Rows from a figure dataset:
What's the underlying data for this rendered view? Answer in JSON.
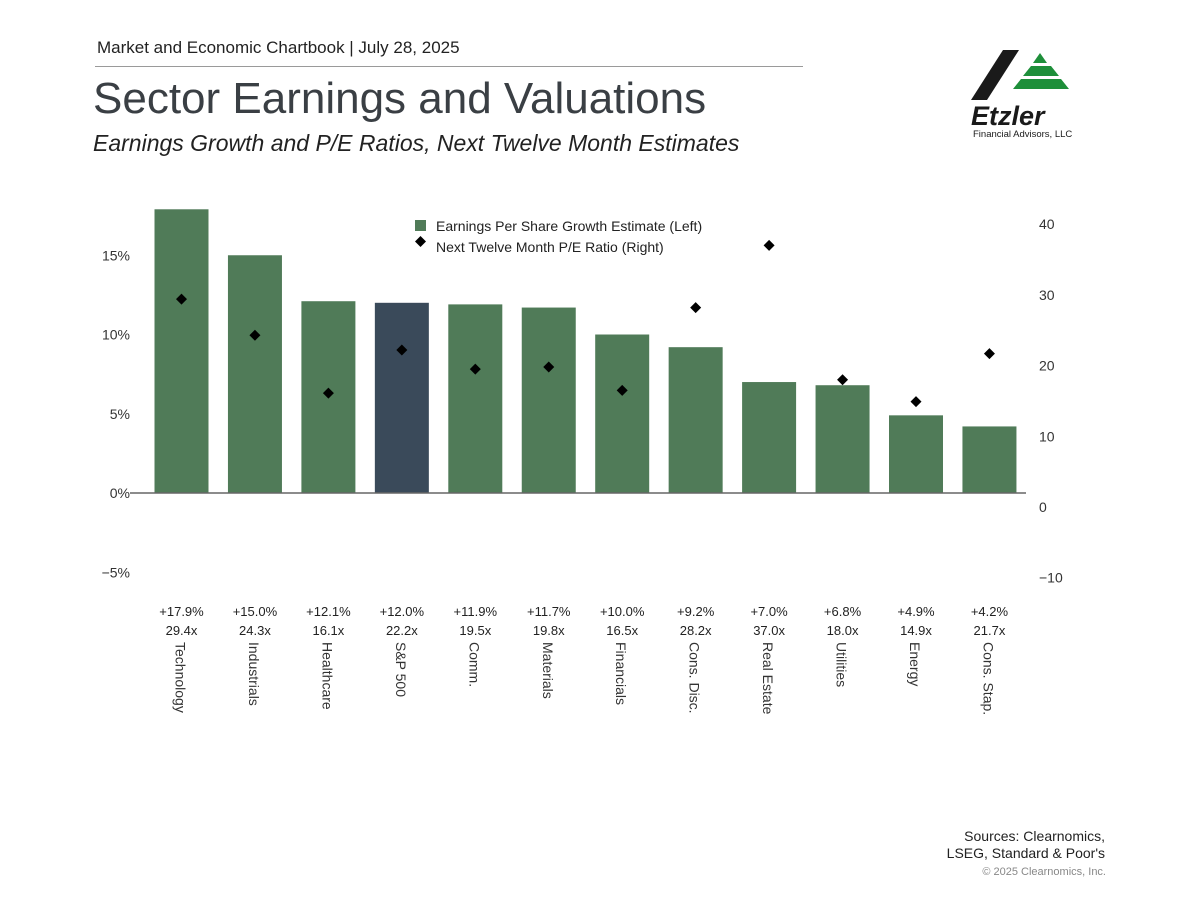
{
  "header": {
    "chartbook_line": "Market and Economic Chartbook | July 28, 2025",
    "title": "Sector Earnings and Valuations",
    "subtitle": "Earnings Growth and P/E Ratios, Next Twelve Month Estimates"
  },
  "logo": {
    "name": "Etzler",
    "tagline": "Financial Advisors, LLC"
  },
  "colors": {
    "bar": "#507b58",
    "highlight_bar": "#3a4a5a",
    "marker": "#000000"
  },
  "chart_data": {
    "type": "bar",
    "categories": [
      "Technology",
      "Industrials",
      "Healthcare",
      "S&P 500",
      "Comm.",
      "Materials",
      "Financials",
      "Cons. Disc.",
      "Real Estate",
      "Utilities",
      "Energy",
      "Cons. Stap."
    ],
    "series": [
      {
        "name": "Earnings Per Share Growth Estimate (Left)",
        "type": "bar",
        "axis": "left",
        "values": [
          17.9,
          15.0,
          12.1,
          12.0,
          11.9,
          11.7,
          10.0,
          9.2,
          7.0,
          6.8,
          4.9,
          4.2
        ]
      },
      {
        "name": "Next Twelve Month P/E Ratio (Right)",
        "type": "scatter",
        "axis": "right",
        "values": [
          29.4,
          24.3,
          16.1,
          22.2,
          19.5,
          19.8,
          16.5,
          28.2,
          37.0,
          18.0,
          14.9,
          21.7
        ]
      }
    ],
    "highlight_category": "S&P 500",
    "growth_labels": [
      "+17.9%",
      "+15.0%",
      "+12.1%",
      "+12.0%",
      "+11.9%",
      "+11.7%",
      "+10.0%",
      "+9.2%",
      "+7.0%",
      "+6.8%",
      "+4.9%",
      "+4.2%"
    ],
    "pe_labels": [
      "29.4x",
      "24.3x",
      "16.1x",
      "22.2x",
      "19.5x",
      "19.8x",
      "16.5x",
      "28.2x",
      "37.0x",
      "18.0x",
      "14.9x",
      "21.7x"
    ],
    "left_axis": {
      "ticks": [
        "15%",
        "10%",
        "5%",
        "0%",
        "−5%"
      ],
      "tick_values": [
        15,
        10,
        5,
        0,
        -5
      ],
      "range": [
        -5,
        18
      ]
    },
    "right_axis": {
      "ticks": [
        "40",
        "30",
        "20",
        "10",
        "0",
        "−10"
      ],
      "tick_values": [
        40,
        30,
        20,
        10,
        0,
        -10
      ],
      "range": [
        -10,
        40
      ]
    },
    "legend_position": "top-center",
    "grid": false
  },
  "footer": {
    "sources_line1": "Sources: Clearnomics,",
    "sources_line2": "LSEG, Standard & Poor's",
    "copyright": "© 2025 Clearnomics, Inc."
  }
}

What the task requires:
In the records above, find each line with the word "Month" and copy it.

Exercise answer:
    "subtitle": "Earnings Growth and P/E Ratios, Next Twelve Month Estimates"
        "name": "Next Twelve Month P/E Ratio (Right)",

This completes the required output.